Reproduce the material word for word; the images stay out.
**** Recorded data
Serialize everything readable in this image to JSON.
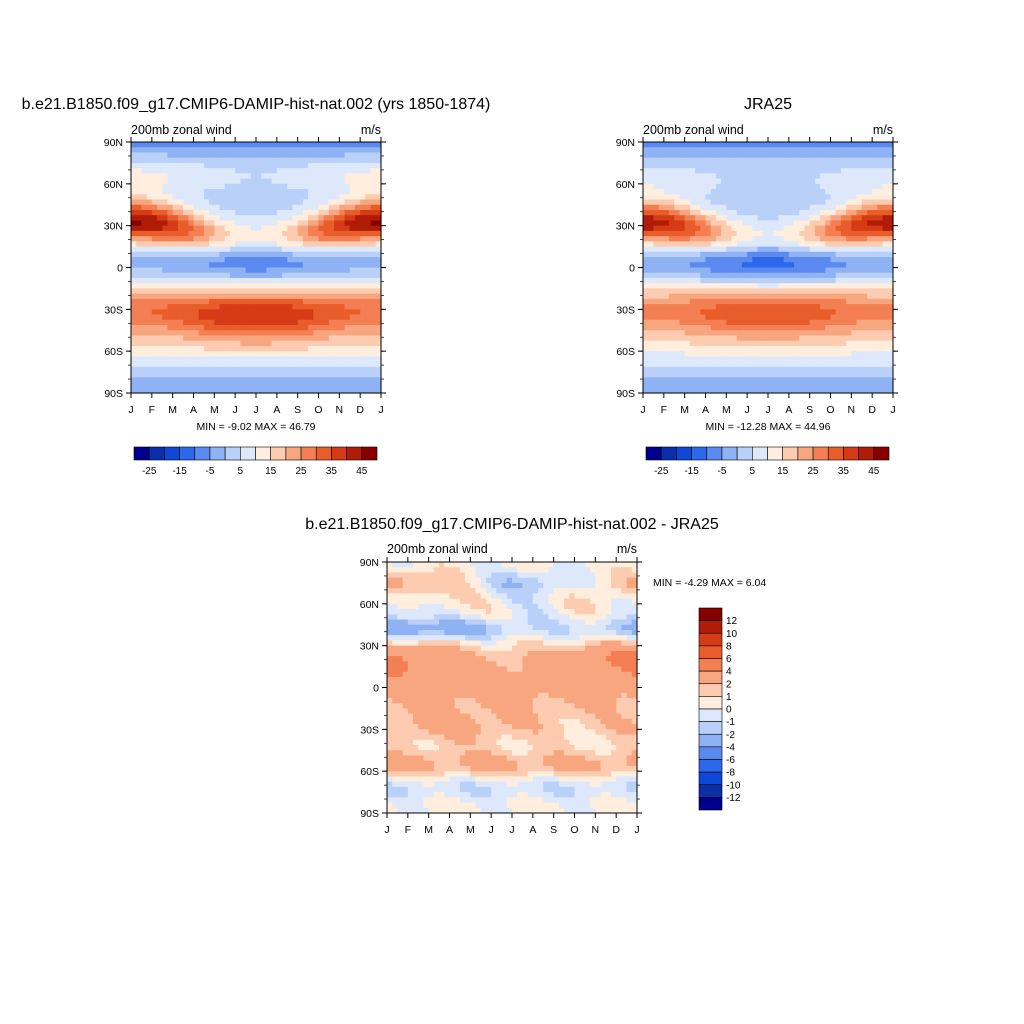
{
  "colors": {
    "full": [
      "#00008c",
      "#0a2fa6",
      "#0f47d6",
      "#2d68ea",
      "#5a8af0",
      "#8fb2f4",
      "#b9d0f8",
      "#dde9fb",
      "#ffeedd",
      "#fccbb0",
      "#f8a680",
      "#f37f52",
      "#e85d2a",
      "#d63b16",
      "#b01c08",
      "#870000"
    ],
    "diff": [
      "#00008c",
      "#0a2fa6",
      "#0f47d6",
      "#2d68ea",
      "#5a8af0",
      "#8fb2f4",
      "#b9d0f8",
      "#dde9fb",
      "#ffeedd",
      "#fccbb0",
      "#f8a680",
      "#f37f52",
      "#e85d2a",
      "#d63b16",
      "#b01c08",
      "#870000"
    ]
  },
  "panels": {
    "p1": {
      "title": "b.e21.B1850.f09_g17.CMIP6-DAMIP-hist-nat.002 (yrs 1850-1874)",
      "left_label": "200mb zonal wind",
      "right_label": "m/s",
      "minmax": "MIN =  -9.02 MAX =  46.79"
    },
    "p2": {
      "title": "JRA25",
      "left_label": "200mb zonal wind",
      "right_label": "m/s",
      "minmax": "MIN = -12.28 MAX =  44.96"
    },
    "p3": {
      "title": "b.e21.B1850.f09_g17.CMIP6-DAMIP-hist-nat.002 - JRA25",
      "left_label": "200mb zonal wind",
      "right_label": "m/s",
      "minmax": "MIN =  -4.29 MAX =   6.04"
    }
  },
  "chart_data": [
    {
      "type": "heatmap",
      "title": "b.e21.B1850.f09_g17.CMIP6-DAMIP-hist-nat.002 (yrs 1850-1874)",
      "variable": "200mb zonal wind",
      "units": "m/s",
      "x_ticks": [
        "J",
        "F",
        "M",
        "A",
        "M",
        "J",
        "J",
        "A",
        "S",
        "O",
        "N",
        "D",
        "J"
      ],
      "y_ticks": [
        "90N",
        "60N",
        "30N",
        "0",
        "30S",
        "60S",
        "90S"
      ],
      "colorbar_labels": [
        "-25",
        "-15",
        "-5",
        "5",
        "15",
        "25",
        "35",
        "45"
      ],
      "color_levels": [
        -30,
        -25,
        -20,
        -15,
        -10,
        -5,
        0,
        5,
        10,
        15,
        20,
        25,
        30,
        35,
        40,
        45,
        50
      ],
      "min": -9.02,
      "max": 46.79
    },
    {
      "type": "heatmap",
      "title": "JRA25",
      "variable": "200mb zonal wind",
      "units": "m/s",
      "x_ticks": [
        "J",
        "F",
        "M",
        "A",
        "M",
        "J",
        "J",
        "A",
        "S",
        "O",
        "N",
        "D",
        "J"
      ],
      "y_ticks": [
        "90N",
        "60N",
        "30N",
        "0",
        "30S",
        "60S",
        "90S"
      ],
      "colorbar_labels": [
        "-25",
        "-15",
        "-5",
        "5",
        "15",
        "25",
        "35",
        "45"
      ],
      "color_levels": [
        -30,
        -25,
        -20,
        -15,
        -10,
        -5,
        0,
        5,
        10,
        15,
        20,
        25,
        30,
        35,
        40,
        45,
        50
      ],
      "min": -12.28,
      "max": 44.96
    },
    {
      "type": "heatmap",
      "title": "b.e21.B1850.f09_g17.CMIP6-DAMIP-hist-nat.002 - JRA25",
      "variable": "200mb zonal wind",
      "units": "m/s",
      "x_ticks": [
        "J",
        "F",
        "M",
        "A",
        "M",
        "J",
        "J",
        "A",
        "S",
        "O",
        "N",
        "D",
        "J"
      ],
      "y_ticks": [
        "90N",
        "60N",
        "30N",
        "0",
        "30S",
        "60S",
        "90S"
      ],
      "colorbar_labels": [
        "12",
        "10",
        "8",
        "6",
        "4",
        "2",
        "1",
        "0",
        "-1",
        "-2",
        "-4",
        "-6",
        "-8",
        "-10",
        "-12"
      ],
      "color_levels": [
        -12,
        -10,
        -8,
        -6,
        -4,
        -2,
        -1,
        0,
        1,
        2,
        4,
        6,
        8,
        10,
        12
      ],
      "min": -4.29,
      "max": 6.04
    }
  ]
}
********
Finished answer
Serialize everything readable in this image to JSON.
{
  "colors": {
    "full": [
      "#00008c",
      "#0a2fa6",
      "#0f47d6",
      "#2d68ea",
      "#5a8af0",
      "#8fb2f4",
      "#b9d0f8",
      "#dde9fb",
      "#ffeedd",
      "#fccbb0",
      "#f8a680",
      "#f37f52",
      "#e85d2a",
      "#d63b16",
      "#b01c08",
      "#870000"
    ],
    "diff": [
      "#00008c",
      "#0a2fa6",
      "#0f47d6",
      "#2d68ea",
      "#5a8af0",
      "#8fb2f4",
      "#b9d0f8",
      "#dde9fb",
      "#ffeedd",
      "#fccbb0",
      "#f8a680",
      "#f37f52",
      "#e85d2a",
      "#d63b16",
      "#b01c08",
      "#870000"
    ]
  },
  "panels": {
    "p1": {
      "title": "b.e21.B1850.f09_g17.CMIP6-DAMIP-hist-nat.002 (yrs 1850-1874)",
      "left_label": "200mb zonal wind",
      "right_label": "m/s",
      "minmax": "MIN =  -9.02 MAX =  46.79"
    },
    "p2": {
      "title": "JRA25",
      "left_label": "200mb zonal wind",
      "right_label": "m/s",
      "minmax": "MIN = -12.28 MAX =  44.96"
    },
    "p3": {
      "title": "b.e21.B1850.f09_g17.CMIP6-DAMIP-hist-nat.002 - JRA25",
      "left_label": "200mb zonal wind",
      "right_label": "m/s",
      "minmax": "MIN =  -4.29 MAX =   6.04"
    }
  },
  "chart_data": [
    {
      "type": "heatmap",
      "title": "b.e21.B1850.f09_g17.CMIP6-DAMIP-hist-nat.002 (yrs 1850-1874)",
      "variable": "200mb zonal wind",
      "units": "m/s",
      "x_ticks": [
        "J",
        "F",
        "M",
        "A",
        "M",
        "J",
        "J",
        "A",
        "S",
        "O",
        "N",
        "D",
        "J"
      ],
      "y_ticks": [
        "90N",
        "60N",
        "30N",
        "0",
        "30S",
        "60S",
        "90S"
      ],
      "colorbar_labels": [
        "-25",
        "-15",
        "-5",
        "5",
        "15",
        "25",
        "35",
        "45"
      ],
      "color_levels": [
        -30,
        -25,
        -20,
        -15,
        -10,
        -5,
        0,
        5,
        10,
        15,
        20,
        25,
        30,
        35,
        40,
        45,
        50
      ],
      "min": -9.02,
      "max": 46.79
    },
    {
      "type": "heatmap",
      "title": "JRA25",
      "variable": "200mb zonal wind",
      "units": "m/s",
      "x_ticks": [
        "J",
        "F",
        "M",
        "A",
        "M",
        "J",
        "J",
        "A",
        "S",
        "O",
        "N",
        "D",
        "J"
      ],
      "y_ticks": [
        "90N",
        "60N",
        "30N",
        "0",
        "30S",
        "60S",
        "90S"
      ],
      "colorbar_labels": [
        "-25",
        "-15",
        "-5",
        "5",
        "15",
        "25",
        "35",
        "45"
      ],
      "color_levels": [
        -30,
        -25,
        -20,
        -15,
        -10,
        -5,
        0,
        5,
        10,
        15,
        20,
        25,
        30,
        35,
        40,
        45,
        50
      ],
      "min": -12.28,
      "max": 44.96
    },
    {
      "type": "heatmap",
      "title": "b.e21.B1850.f09_g17.CMIP6-DAMIP-hist-nat.002 - JRA25",
      "variable": "200mb zonal wind",
      "units": "m/s",
      "x_ticks": [
        "J",
        "F",
        "M",
        "A",
        "M",
        "J",
        "J",
        "A",
        "S",
        "O",
        "N",
        "D",
        "J"
      ],
      "y_ticks": [
        "90N",
        "60N",
        "30N",
        "0",
        "30S",
        "60S",
        "90S"
      ],
      "colorbar_labels": [
        "12",
        "10",
        "8",
        "6",
        "4",
        "2",
        "1",
        "0",
        "-1",
        "-2",
        "-4",
        "-6",
        "-8",
        "-10",
        "-12"
      ],
      "color_levels": [
        -12,
        -10,
        -8,
        -6,
        -4,
        -2,
        -1,
        0,
        1,
        2,
        4,
        6,
        8,
        10,
        12
      ],
      "min": -4.29,
      "max": 6.04
    }
  ]
}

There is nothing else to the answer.